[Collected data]
+++

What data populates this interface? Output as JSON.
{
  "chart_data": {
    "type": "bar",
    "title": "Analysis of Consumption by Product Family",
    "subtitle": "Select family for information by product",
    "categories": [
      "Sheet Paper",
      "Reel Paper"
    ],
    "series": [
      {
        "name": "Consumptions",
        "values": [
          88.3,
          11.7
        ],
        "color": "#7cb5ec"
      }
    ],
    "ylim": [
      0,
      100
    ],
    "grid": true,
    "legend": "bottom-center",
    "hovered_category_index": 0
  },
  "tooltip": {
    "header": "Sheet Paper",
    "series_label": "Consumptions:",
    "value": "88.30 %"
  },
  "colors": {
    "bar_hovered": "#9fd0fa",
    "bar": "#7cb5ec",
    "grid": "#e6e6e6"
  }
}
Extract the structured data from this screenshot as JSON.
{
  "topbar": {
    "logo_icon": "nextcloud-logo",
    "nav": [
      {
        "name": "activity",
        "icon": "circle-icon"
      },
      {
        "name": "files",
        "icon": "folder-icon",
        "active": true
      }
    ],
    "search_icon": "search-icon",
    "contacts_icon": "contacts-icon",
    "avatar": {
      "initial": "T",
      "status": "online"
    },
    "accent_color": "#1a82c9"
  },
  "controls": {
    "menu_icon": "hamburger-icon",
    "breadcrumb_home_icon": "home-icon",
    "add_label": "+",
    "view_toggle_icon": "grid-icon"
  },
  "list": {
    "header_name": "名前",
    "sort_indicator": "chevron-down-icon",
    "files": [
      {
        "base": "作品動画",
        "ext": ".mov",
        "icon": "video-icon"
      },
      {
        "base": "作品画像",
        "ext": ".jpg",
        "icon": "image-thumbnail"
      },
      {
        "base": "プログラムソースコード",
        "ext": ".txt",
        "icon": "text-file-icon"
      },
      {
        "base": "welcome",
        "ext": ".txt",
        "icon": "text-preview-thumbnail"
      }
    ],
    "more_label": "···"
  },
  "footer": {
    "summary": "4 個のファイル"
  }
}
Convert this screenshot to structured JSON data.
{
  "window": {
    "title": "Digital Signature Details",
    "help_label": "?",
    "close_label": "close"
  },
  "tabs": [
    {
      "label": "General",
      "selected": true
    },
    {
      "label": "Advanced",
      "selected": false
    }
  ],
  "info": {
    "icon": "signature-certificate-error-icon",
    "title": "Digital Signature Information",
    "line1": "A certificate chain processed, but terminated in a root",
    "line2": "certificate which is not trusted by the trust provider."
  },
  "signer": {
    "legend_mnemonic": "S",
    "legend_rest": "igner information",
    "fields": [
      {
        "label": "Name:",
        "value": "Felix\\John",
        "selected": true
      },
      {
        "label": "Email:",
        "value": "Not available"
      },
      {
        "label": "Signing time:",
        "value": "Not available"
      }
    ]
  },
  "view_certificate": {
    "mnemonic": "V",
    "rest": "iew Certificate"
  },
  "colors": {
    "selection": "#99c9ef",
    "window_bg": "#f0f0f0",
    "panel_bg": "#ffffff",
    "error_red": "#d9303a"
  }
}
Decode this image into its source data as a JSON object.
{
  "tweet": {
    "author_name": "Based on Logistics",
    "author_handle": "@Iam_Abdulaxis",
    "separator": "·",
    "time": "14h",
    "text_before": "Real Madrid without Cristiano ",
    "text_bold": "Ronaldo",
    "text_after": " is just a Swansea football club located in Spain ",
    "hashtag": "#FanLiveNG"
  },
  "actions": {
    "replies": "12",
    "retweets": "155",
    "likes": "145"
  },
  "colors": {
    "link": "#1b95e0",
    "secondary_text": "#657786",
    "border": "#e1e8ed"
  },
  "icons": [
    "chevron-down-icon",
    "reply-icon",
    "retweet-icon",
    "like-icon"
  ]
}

+++

▶ Problem
Write out each line of the data above again, exactly as given.

▶ Written answer
What data populates this interface? Output as JSON.
{
  "chart_data": {
    "type": "bar",
    "title": "Analysis of Consumption by Product Family",
    "subtitle": "Select family for information by product",
    "categories": [
      "Sheet Paper",
      "Reel Paper"
    ],
    "series": [
      {
        "name": "Consumptions",
        "values": [
          88.3,
          11.7
        ],
        "color": "#7cb5ec"
      }
    ],
    "ylim": [
      0,
      100
    ],
    "grid": true,
    "legend": "bottom-center",
    "hovered_category_index": 0
  },
  "tooltip": {
    "header": "Sheet Paper",
    "series_label": "Consumptions:",
    "value": "88.30 %"
  },
  "colors": {
    "bar_hovered": "#9fd0fa",
    "bar": "#7cb5ec",
    "grid": "#e6e6e6"
  }
}
Extract the structured data from this screenshot as JSON.
{
  "topbar": {
    "logo_icon": "nextcloud-logo",
    "nav": [
      {
        "name": "activity",
        "icon": "circle-icon"
      },
      {
        "name": "files",
        "icon": "folder-icon",
        "active": true
      }
    ],
    "search_icon": "search-icon",
    "contacts_icon": "contacts-icon",
    "avatar": {
      "initial": "T",
      "status": "online"
    },
    "accent_color": "#1a82c9"
  },
  "controls": {
    "menu_icon": "hamburger-icon",
    "breadcrumb_home_icon": "home-icon",
    "add_label": "+",
    "view_toggle_icon": "grid-icon"
  },
  "list": {
    "header_name": "名前",
    "sort_indicator": "chevron-down-icon",
    "files": [
      {
        "base": "作品動画",
        "ext": ".mov",
        "icon": "video-icon"
      },
      {
        "base": "作品画像",
        "ext": ".jpg",
        "icon": "image-thumbnail"
      },
      {
        "base": "プログラムソースコード",
        "ext": ".txt",
        "icon": "text-file-icon"
      },
      {
        "base": "welcome",
        "ext": ".txt",
        "icon": "text-preview-thumbnail"
      }
    ],
    "more_label": "···"
  },
  "footer": {
    "summary": "4 個のファイル"
  }
}
Convert this screenshot to structured JSON data.
{
  "window": {
    "title": "Digital Signature Details",
    "help_label": "?",
    "close_label": "close"
  },
  "tabs": [
    {
      "label": "General",
      "selected": true
    },
    {
      "label": "Advanced",
      "selected": false
    }
  ],
  "info": {
    "icon": "signature-certificate-error-icon",
    "title": "Digital Signature Information",
    "line1": "A certificate chain processed, but terminated in a root",
    "line2": "certificate which is not trusted by the trust provider."
  },
  "signer": {
    "legend_mnemonic": "S",
    "legend_rest": "igner information",
    "fields": [
      {
        "label": "Name:",
        "value": "Felix\\John",
        "selected": true
      },
      {
        "label": "Email:",
        "value": "Not available"
      },
      {
        "label": "Signing time:",
        "value": "Not available"
      }
    ]
  },
  "view_certificate": {
    "mnemonic": "V",
    "rest": "iew Certificate"
  },
  "colors": {
    "selection": "#99c9ef",
    "window_bg": "#f0f0f0",
    "panel_bg": "#ffffff",
    "error_red": "#d9303a"
  }
}
Decode this image into its source data as a JSON object.
{
  "tweet": {
    "author_name": "Based on Logistics",
    "author_handle": "@Iam_Abdulaxis",
    "separator": "·",
    "time": "14h",
    "text_before": "Real Madrid without Cristiano ",
    "text_bold": "Ronaldo",
    "text_after": " is just a Swansea football club located in Spain ",
    "hashtag": "#FanLiveNG"
  },
  "actions": {
    "replies": "12",
    "retweets": "155",
    "likes": "145"
  },
  "colors": {
    "link": "#1b95e0",
    "secondary_text": "#657786",
    "border": "#e1e8ed"
  },
  "icons": [
    "chevron-down-icon",
    "reply-icon",
    "retweet-icon",
    "like-icon"
  ]
}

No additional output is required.